**** Input
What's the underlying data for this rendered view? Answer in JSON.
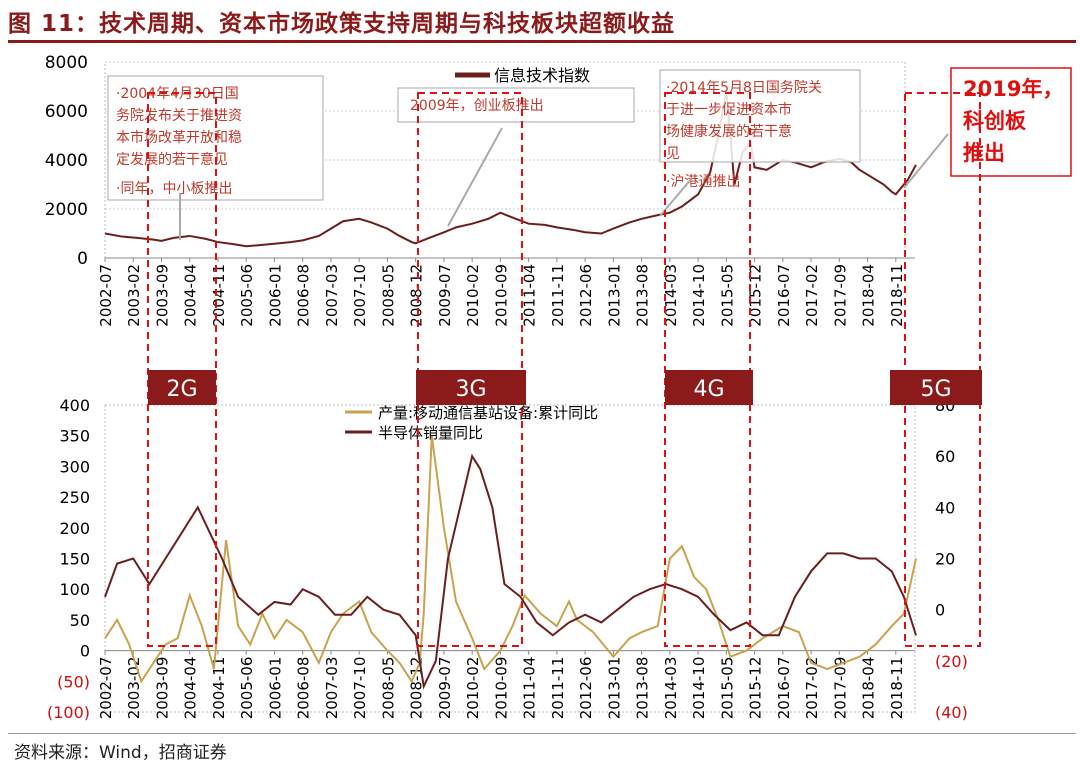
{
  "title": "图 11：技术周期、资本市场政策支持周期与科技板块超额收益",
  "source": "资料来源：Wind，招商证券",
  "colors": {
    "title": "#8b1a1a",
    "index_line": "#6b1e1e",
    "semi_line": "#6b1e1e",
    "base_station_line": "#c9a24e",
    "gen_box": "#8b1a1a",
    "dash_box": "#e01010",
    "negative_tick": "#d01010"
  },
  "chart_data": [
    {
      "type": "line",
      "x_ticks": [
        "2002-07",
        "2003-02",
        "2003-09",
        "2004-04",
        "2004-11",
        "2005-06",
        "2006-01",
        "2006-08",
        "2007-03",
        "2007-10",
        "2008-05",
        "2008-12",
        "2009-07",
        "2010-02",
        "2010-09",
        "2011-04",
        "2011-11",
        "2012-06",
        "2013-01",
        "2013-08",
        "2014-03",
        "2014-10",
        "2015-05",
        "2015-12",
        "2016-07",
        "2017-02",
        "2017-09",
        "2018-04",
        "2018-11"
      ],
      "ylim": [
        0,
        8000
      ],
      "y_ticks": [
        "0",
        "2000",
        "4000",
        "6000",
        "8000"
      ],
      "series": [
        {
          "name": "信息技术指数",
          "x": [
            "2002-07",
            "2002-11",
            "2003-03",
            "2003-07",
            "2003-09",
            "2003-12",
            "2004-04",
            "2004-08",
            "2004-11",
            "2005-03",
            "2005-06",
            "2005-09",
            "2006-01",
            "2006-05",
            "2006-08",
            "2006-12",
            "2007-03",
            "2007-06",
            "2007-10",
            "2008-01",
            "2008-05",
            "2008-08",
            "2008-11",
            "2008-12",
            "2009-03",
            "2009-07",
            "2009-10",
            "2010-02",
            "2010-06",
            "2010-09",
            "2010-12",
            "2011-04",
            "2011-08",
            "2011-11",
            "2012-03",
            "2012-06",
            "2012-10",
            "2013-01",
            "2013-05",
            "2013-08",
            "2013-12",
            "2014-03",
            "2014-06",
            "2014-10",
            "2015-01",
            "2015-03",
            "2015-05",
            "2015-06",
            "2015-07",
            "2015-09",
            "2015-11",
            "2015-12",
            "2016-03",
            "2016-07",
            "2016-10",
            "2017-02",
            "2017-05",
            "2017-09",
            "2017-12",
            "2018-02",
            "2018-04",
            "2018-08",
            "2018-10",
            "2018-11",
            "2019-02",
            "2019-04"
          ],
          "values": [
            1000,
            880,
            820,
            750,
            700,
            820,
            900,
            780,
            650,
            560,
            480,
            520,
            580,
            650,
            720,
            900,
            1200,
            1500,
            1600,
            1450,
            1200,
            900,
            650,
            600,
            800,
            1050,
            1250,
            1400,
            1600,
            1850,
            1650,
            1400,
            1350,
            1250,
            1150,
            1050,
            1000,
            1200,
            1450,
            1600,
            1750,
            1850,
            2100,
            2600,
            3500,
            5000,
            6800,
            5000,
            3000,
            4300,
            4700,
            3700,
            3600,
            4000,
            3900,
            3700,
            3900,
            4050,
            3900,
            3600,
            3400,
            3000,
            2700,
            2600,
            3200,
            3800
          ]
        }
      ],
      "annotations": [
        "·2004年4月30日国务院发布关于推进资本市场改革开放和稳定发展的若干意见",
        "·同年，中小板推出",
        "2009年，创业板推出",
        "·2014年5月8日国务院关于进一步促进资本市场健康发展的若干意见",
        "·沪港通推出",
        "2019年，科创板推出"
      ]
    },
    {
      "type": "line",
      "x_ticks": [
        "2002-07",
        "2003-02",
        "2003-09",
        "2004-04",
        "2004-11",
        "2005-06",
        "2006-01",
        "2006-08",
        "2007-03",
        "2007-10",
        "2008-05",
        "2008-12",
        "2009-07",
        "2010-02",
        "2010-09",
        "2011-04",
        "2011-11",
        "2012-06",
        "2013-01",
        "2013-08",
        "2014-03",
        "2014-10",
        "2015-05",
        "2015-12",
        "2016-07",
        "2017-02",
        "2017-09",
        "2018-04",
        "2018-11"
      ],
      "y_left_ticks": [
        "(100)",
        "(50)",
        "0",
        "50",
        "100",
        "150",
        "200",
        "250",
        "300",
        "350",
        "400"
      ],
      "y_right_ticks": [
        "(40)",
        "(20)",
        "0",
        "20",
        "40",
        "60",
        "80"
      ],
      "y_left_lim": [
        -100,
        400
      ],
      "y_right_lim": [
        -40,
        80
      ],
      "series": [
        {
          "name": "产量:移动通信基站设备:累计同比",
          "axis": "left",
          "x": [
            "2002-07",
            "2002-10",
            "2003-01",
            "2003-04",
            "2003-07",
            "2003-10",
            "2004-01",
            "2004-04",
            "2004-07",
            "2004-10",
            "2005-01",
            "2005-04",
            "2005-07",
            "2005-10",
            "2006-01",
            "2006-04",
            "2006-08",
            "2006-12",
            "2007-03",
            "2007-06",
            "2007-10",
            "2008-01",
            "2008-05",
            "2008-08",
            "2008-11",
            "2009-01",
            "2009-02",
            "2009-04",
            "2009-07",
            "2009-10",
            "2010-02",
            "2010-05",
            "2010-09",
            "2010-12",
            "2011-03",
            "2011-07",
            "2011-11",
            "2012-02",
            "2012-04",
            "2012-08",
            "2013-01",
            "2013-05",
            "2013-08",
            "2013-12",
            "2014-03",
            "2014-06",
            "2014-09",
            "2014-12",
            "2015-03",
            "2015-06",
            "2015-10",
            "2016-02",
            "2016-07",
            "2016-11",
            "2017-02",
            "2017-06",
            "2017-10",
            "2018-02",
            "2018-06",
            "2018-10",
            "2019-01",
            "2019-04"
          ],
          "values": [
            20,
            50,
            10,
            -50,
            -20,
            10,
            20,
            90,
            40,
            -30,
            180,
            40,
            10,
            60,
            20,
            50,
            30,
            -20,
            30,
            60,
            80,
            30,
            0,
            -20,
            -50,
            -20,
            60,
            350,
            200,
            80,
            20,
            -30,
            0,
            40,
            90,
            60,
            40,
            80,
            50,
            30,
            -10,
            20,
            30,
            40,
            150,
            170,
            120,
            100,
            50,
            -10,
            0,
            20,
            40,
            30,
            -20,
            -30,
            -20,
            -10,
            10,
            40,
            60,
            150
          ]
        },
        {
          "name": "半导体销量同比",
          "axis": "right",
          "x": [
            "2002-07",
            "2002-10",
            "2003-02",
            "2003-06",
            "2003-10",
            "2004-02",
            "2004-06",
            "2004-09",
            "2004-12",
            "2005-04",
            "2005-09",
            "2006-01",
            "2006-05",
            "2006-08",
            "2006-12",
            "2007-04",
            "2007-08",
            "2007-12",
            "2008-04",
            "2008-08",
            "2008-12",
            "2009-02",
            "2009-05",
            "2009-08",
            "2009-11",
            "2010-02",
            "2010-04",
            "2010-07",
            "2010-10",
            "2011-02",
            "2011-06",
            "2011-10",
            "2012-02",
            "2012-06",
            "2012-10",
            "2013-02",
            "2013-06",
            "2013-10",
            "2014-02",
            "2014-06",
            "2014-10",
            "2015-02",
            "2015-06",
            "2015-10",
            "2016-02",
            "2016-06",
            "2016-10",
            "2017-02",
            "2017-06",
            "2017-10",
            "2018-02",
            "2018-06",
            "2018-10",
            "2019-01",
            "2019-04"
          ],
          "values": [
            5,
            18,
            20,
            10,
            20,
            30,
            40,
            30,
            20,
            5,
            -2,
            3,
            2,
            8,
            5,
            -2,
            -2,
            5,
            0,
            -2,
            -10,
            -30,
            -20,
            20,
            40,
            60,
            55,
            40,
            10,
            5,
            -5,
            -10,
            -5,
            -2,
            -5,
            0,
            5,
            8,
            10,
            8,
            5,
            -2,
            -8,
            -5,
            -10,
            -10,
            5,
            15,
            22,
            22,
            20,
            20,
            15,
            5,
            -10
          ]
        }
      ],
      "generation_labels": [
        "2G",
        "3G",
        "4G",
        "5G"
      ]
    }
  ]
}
********
Where a line of the entries contains the word "name", copy that line.

          "name": "信息技术指数",
          "name": "产量:移动通信基站设备:累计同比",
          "name": "半导体销量同比",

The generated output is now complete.